Exercise description → Reproduce every line in the listing that contains the word "高锰酸钾制氧气".

'''

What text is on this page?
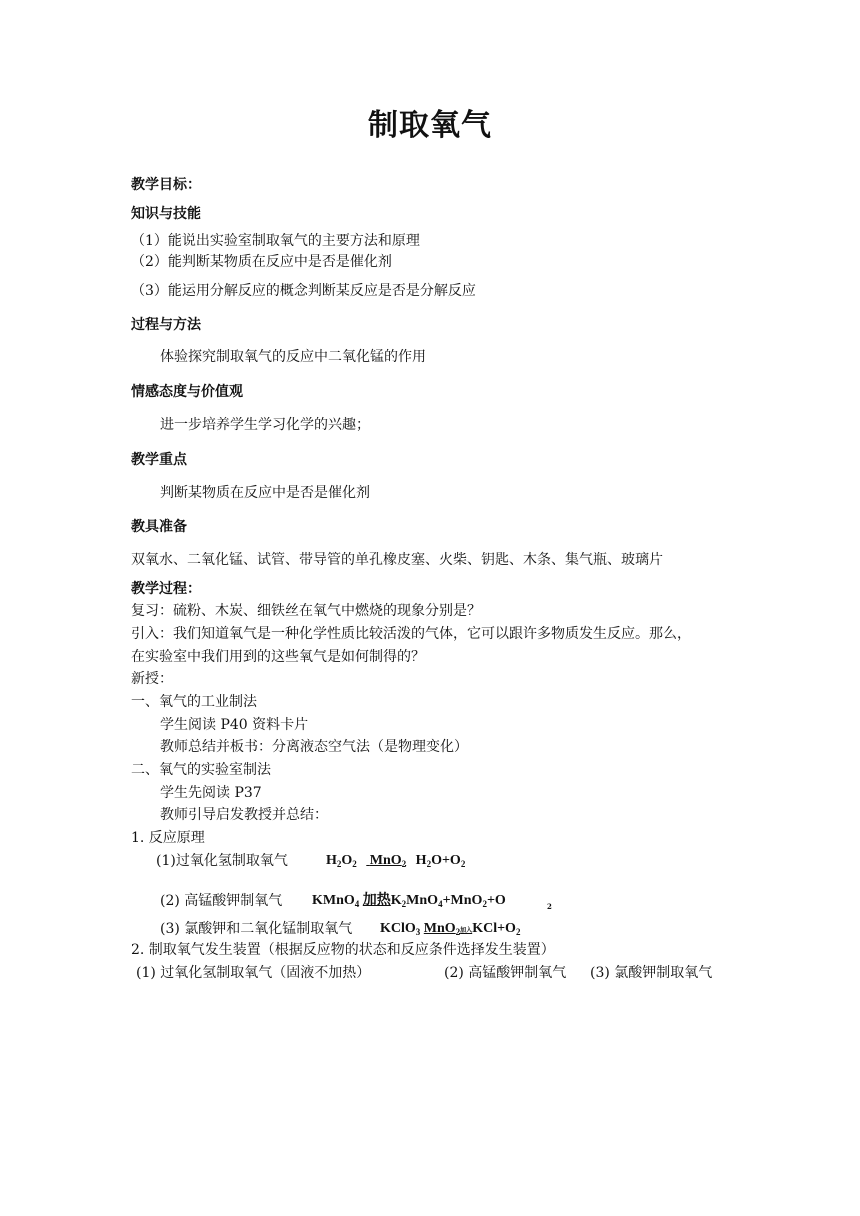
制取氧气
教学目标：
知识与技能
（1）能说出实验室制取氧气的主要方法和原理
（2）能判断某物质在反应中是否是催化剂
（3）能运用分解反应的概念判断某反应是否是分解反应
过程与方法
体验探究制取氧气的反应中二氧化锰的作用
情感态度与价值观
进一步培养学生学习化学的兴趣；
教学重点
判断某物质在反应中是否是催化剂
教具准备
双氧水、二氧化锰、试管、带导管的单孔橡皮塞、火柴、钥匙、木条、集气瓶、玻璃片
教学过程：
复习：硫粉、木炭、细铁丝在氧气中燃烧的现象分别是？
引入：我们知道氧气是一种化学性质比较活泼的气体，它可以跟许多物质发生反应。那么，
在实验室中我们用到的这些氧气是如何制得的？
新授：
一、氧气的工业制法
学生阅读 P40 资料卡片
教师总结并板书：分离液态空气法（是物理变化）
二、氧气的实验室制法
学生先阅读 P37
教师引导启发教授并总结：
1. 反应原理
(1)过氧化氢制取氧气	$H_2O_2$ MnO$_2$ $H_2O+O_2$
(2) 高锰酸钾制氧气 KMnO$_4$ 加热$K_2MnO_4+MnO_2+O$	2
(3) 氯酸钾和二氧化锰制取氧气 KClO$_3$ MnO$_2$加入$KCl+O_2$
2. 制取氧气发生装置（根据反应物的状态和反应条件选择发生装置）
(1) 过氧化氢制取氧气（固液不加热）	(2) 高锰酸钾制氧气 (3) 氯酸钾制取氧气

'''
'''

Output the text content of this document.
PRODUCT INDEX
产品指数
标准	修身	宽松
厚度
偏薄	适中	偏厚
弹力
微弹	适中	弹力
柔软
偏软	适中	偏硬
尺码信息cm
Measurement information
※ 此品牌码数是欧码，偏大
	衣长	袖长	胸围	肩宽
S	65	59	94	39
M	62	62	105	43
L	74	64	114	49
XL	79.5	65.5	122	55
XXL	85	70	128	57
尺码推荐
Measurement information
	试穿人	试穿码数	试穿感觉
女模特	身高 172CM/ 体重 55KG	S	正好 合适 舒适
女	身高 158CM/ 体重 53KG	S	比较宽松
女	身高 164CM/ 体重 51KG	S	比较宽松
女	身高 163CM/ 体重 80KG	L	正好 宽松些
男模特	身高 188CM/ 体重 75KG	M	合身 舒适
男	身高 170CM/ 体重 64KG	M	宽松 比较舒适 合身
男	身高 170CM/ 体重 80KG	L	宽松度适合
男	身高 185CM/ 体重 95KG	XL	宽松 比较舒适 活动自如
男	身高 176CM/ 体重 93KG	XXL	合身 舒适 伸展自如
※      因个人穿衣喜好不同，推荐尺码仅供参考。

'''

Exercise answer →
(2) 高锰酸钾制氧气 KMnO$_4$ 加热$K_2MnO_4+MnO_2+O$	2
(1) 过氧化氢制取氧气（固液不加热）	(2) 高锰酸钾制氧气 (3) 氯酸钾制取氧气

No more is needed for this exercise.